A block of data
═══
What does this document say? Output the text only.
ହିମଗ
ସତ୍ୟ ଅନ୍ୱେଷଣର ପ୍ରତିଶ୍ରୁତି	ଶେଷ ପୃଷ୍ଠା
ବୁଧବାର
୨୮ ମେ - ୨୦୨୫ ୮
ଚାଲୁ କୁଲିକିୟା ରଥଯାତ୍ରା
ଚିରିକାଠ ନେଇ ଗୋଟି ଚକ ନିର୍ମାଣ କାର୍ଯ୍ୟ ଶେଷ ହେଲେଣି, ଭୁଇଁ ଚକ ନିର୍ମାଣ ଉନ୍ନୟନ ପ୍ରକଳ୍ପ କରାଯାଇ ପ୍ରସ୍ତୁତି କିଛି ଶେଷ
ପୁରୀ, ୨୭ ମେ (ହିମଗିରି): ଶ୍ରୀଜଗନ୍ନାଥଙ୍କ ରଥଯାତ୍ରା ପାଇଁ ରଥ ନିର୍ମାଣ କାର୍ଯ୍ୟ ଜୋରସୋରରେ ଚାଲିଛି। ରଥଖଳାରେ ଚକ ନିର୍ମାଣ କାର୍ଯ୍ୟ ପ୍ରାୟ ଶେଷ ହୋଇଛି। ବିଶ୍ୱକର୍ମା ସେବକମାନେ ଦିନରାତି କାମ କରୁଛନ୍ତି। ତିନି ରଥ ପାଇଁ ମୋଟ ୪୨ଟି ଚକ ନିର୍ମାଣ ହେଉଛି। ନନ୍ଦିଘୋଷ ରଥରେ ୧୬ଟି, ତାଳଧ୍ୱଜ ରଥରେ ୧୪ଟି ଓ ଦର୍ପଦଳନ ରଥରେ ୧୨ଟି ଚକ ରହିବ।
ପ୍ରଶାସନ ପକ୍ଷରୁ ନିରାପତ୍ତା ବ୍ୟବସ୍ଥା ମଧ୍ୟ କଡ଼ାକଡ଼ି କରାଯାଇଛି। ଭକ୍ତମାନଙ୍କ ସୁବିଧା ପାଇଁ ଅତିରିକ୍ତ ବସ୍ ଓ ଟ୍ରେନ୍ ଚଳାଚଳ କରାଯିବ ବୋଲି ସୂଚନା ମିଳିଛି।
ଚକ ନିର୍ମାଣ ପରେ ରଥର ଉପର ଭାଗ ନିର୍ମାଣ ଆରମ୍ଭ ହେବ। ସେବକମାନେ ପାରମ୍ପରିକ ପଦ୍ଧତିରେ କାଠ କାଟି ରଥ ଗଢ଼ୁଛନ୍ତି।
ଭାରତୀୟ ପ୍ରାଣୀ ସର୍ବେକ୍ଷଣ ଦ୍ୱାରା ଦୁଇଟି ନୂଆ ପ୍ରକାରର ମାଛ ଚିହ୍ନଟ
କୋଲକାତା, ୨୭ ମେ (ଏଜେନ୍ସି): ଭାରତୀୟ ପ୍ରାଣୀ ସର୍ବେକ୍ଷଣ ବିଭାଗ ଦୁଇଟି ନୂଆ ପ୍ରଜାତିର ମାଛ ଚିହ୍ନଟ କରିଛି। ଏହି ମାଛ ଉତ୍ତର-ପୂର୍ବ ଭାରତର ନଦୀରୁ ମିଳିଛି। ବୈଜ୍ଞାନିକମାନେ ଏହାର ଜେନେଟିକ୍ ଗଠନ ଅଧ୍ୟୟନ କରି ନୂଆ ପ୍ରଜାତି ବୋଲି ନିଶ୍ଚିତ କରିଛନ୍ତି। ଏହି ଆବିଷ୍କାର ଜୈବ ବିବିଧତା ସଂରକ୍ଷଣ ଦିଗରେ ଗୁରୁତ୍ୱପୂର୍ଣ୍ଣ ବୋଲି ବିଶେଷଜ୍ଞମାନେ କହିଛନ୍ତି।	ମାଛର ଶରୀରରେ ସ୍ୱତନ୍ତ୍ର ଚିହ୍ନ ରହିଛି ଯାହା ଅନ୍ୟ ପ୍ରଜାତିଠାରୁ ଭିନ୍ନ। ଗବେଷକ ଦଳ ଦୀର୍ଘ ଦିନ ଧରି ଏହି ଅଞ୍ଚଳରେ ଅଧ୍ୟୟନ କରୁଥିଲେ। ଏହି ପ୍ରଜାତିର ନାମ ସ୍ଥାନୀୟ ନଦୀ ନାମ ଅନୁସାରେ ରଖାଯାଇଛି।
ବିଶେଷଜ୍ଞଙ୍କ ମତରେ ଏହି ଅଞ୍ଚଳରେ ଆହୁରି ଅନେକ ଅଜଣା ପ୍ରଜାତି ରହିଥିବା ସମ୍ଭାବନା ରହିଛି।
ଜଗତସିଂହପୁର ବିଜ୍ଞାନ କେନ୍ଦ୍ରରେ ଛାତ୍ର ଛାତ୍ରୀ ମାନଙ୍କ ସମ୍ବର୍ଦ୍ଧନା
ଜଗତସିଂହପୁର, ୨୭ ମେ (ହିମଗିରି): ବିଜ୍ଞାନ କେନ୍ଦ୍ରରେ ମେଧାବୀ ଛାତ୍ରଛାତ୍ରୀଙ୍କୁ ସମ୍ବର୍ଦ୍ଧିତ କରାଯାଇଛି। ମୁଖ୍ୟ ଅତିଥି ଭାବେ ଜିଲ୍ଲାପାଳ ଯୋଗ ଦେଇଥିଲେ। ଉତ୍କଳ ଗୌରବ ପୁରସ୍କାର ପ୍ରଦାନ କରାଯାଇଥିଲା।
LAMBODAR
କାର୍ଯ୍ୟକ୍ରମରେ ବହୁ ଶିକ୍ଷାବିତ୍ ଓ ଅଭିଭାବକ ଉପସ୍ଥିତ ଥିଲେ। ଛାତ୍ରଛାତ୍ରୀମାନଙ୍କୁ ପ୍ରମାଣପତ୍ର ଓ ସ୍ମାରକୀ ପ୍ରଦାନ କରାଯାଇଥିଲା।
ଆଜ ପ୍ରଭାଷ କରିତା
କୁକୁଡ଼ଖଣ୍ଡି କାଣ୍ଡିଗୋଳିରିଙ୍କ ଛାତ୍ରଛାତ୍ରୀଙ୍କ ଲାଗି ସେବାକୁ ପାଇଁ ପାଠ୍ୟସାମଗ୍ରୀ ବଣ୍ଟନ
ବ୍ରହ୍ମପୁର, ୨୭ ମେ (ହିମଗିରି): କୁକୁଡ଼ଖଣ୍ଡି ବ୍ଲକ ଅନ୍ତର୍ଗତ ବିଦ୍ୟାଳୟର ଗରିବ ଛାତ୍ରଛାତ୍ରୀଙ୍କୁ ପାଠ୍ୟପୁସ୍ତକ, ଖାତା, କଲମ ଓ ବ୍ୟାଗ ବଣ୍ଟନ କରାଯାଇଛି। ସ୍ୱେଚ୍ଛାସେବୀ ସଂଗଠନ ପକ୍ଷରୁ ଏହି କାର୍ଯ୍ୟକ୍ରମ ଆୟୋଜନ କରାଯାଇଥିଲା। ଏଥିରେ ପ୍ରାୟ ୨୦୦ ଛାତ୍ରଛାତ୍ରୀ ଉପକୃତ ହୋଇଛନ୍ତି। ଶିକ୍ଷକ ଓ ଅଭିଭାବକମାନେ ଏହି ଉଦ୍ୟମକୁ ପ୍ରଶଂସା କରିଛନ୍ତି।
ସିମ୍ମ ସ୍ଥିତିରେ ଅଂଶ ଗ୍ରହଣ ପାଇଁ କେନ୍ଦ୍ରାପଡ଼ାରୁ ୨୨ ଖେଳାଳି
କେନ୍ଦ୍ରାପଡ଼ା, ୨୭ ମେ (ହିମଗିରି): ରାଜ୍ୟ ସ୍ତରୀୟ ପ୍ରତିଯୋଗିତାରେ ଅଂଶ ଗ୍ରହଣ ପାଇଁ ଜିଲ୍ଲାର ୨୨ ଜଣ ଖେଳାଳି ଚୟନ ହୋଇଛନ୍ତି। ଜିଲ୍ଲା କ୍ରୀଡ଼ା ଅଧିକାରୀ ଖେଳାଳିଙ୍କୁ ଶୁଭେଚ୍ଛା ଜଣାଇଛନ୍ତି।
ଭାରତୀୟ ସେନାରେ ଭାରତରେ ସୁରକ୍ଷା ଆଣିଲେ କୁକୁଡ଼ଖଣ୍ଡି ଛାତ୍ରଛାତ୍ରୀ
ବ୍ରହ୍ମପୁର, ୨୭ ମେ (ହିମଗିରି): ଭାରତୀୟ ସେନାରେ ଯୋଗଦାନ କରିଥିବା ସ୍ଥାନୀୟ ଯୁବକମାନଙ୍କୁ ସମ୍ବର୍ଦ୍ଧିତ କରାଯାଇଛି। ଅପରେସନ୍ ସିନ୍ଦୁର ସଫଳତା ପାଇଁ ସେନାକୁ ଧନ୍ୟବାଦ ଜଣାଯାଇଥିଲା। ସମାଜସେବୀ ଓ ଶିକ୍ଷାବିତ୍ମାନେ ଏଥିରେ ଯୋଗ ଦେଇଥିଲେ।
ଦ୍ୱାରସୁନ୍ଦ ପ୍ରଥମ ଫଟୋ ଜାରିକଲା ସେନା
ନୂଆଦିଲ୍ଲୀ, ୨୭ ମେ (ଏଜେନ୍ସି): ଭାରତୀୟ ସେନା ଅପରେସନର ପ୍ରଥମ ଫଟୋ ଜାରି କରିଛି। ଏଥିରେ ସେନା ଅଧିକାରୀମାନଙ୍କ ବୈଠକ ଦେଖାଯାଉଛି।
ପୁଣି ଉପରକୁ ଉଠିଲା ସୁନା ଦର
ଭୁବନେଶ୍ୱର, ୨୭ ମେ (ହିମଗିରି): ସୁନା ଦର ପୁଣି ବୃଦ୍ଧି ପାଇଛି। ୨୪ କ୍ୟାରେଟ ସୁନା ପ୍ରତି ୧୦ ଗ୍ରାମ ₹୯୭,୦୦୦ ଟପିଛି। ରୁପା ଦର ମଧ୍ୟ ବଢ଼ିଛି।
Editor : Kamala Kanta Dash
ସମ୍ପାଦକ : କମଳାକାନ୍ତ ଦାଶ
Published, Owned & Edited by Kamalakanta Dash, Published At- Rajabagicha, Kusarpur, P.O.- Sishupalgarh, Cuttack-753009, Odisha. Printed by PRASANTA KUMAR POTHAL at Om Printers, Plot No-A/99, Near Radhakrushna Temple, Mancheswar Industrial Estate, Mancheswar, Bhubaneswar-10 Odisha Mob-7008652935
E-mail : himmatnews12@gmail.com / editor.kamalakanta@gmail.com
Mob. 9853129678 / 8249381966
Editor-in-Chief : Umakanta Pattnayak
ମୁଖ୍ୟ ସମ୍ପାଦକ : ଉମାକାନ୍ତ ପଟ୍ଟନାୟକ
═══
## Problem to solve
Check the data for the word "ଜଗତସ" and pull out the lines that have it.

## Answer to this problem
ଜଗତସିଂହପୁର ବିଜ୍ଞାନ କେନ୍ଦ୍ରରେ ଛାତ୍ର ଛାତ୍ରୀ ମାନଙ୍କ ସମ୍ବର୍ଦ୍ଧନା
ଜଗତସିଂହପୁର, ୨୭ ମେ (ହିମଗିରି): ବିଜ୍ଞାନ କେନ୍ଦ୍ରରେ ମେଧାବୀ ଛାତ୍ରଛାତ୍ରୀଙ୍କୁ ସମ୍ବର୍ଦ୍ଧିତ କରାଯାଇଛି। ମୁଖ୍ୟ ଅତିଥି ଭାବେ ଜିଲ୍ଲାପାଳ ଯୋଗ ଦେଇଥିଲେ। ଉତ୍କଳ ଗୌରବ ପୁରସ୍କାର ପ୍ରଦାନ କରାଯାଇଥିଲା।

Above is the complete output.